--- start of SOURCE RECORDS ---
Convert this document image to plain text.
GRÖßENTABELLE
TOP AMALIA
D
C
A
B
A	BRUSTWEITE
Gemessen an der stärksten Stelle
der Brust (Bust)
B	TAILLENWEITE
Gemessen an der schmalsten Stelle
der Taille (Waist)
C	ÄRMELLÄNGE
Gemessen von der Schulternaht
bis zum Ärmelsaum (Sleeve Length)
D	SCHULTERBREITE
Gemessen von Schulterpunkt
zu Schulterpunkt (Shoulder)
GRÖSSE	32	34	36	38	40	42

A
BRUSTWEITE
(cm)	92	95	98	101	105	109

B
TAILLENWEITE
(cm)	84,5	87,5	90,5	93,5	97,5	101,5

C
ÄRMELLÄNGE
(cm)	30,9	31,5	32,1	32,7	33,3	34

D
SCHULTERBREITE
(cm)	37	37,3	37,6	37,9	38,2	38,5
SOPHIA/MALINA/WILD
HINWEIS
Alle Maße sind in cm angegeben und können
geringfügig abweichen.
--- end of SOURCE RECORDS ---
# YOUR OBJECTIVE
Find the word "Gemessen" in the records and pull out each line that has it.

# SOLUTION TO THE PROBLEM
Gemessen an der stärksten Stelle
Gemessen an der schmalsten Stelle
Gemessen von der Schulternaht
Gemessen von Schulterpunkt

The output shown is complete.